Data records:
----------------------------------------

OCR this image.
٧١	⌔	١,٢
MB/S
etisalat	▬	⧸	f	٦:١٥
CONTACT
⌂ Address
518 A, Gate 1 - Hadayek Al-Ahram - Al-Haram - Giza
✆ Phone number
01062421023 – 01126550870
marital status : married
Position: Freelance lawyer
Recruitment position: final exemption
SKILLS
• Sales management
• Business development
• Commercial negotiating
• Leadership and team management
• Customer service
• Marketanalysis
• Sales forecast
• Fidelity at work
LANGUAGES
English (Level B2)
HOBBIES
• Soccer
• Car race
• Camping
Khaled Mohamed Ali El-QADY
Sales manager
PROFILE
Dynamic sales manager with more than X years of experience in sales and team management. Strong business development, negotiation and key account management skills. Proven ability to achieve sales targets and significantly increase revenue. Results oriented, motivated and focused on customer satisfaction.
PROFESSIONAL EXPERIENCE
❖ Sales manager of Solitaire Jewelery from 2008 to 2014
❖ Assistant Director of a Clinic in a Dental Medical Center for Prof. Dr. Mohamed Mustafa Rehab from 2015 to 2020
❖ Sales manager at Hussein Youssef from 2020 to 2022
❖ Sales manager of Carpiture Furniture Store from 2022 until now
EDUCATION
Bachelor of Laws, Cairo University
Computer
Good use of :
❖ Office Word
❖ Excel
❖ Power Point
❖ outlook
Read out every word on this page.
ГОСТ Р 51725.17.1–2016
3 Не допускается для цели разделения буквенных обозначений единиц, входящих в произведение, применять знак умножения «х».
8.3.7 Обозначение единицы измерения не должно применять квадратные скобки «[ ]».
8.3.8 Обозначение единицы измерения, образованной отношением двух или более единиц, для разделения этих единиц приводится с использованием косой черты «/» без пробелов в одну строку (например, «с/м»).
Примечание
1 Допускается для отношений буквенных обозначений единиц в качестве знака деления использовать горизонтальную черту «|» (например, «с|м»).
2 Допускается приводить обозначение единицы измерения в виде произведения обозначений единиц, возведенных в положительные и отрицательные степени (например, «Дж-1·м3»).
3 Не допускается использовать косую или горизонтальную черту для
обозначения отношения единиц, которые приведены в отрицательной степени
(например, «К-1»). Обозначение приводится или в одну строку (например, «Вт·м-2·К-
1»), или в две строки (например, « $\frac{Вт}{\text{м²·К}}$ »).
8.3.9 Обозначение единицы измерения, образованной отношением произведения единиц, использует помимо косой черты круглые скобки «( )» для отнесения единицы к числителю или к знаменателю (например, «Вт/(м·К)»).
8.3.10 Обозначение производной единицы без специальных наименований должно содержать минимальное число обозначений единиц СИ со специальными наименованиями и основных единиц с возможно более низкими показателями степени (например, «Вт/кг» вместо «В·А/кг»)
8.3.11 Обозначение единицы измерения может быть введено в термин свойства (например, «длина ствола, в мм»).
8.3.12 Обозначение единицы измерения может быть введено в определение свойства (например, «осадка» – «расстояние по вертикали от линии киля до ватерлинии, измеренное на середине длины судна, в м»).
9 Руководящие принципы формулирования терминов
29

----------------------------------------

- [Exercise objective]: Make an exact copy of all the data.

- [Correct answer]:
OCR this image.
٧١	⌔	١,٢
MB/S
etisalat	▬	⧸	f	٦:١٥
CONTACT
⌂ Address
518 A, Gate 1 - Hadayek Al-Ahram - Al-Haram - Giza
✆ Phone number
01062421023 – 01126550870
marital status : married
Position: Freelance lawyer
Recruitment position: final exemption
SKILLS
• Sales management
• Business development
• Commercial negotiating
• Leadership and team management
• Customer service
• Marketanalysis
• Sales forecast
• Fidelity at work
LANGUAGES
English (Level B2)
HOBBIES
• Soccer
• Car race
• Camping
Khaled Mohamed Ali El-QADY
Sales manager
PROFILE
Dynamic sales manager with more than X years of experience in sales and team management. Strong business development, negotiation and key account management skills. Proven ability to achieve sales targets and significantly increase revenue. Results oriented, motivated and focused on customer satisfaction.
PROFESSIONAL EXPERIENCE
❖ Sales manager of Solitaire Jewelery from 2008 to 2014
❖ Assistant Director of a Clinic in a Dental Medical Center for Prof. Dr. Mohamed Mustafa Rehab from 2015 to 2020
❖ Sales manager at Hussein Youssef from 2020 to 2022
❖ Sales manager of Carpiture Furniture Store from 2022 until now
EDUCATION
Bachelor of Laws, Cairo University
Computer
Good use of :
❖ Office Word
❖ Excel
❖ Power Point
❖ outlook
Read out every word on this page.
ГОСТ Р 51725.17.1–2016
3 Не допускается для цели разделения буквенных обозначений единиц, входящих в произведение, применять знак умножения «х».
8.3.7 Обозначение единицы измерения не должно применять квадратные скобки «[ ]».
8.3.8 Обозначение единицы измерения, образованной отношением двух или более единиц, для разделения этих единиц приводится с использованием косой черты «/» без пробелов в одну строку (например, «с/м»).
Примечание
1 Допускается для отношений буквенных обозначений единиц в качестве знака деления использовать горизонтальную черту «|» (например, «с|м»).
2 Допускается приводить обозначение единицы измерения в виде произведения обозначений единиц, возведенных в положительные и отрицательные степени (например, «Дж-1·м3»).
3 Не допускается использовать косую или горизонтальную черту для
обозначения отношения единиц, которые приведены в отрицательной степени
(например, «К-1»). Обозначение приводится или в одну строку (например, «Вт·м-2·К-
1»), или в две строки (например, « $\frac{Вт}{\text{м²·К}}$ »).
8.3.9 Обозначение единицы измерения, образованной отношением произведения единиц, использует помимо косой черты круглые скобки «( )» для отнесения единицы к числителю или к знаменателю (например, «Вт/(м·К)»).
8.3.10 Обозначение производной единицы без специальных наименований должно содержать минимальное число обозначений единиц СИ со специальными наименованиями и основных единиц с возможно более низкими показателями степени (например, «Вт/кг» вместо «В·А/кг»)
8.3.11 Обозначение единицы измерения может быть введено в термин свойства (например, «длина ствола, в мм»).
8.3.12 Обозначение единицы измерения может быть введено в определение свойства (например, «осадка» – «расстояние по вертикали от линии киля до ватерлинии, измеренное на середине длины судна, в м»).
9 Руководящие принципы формулирования терминов
29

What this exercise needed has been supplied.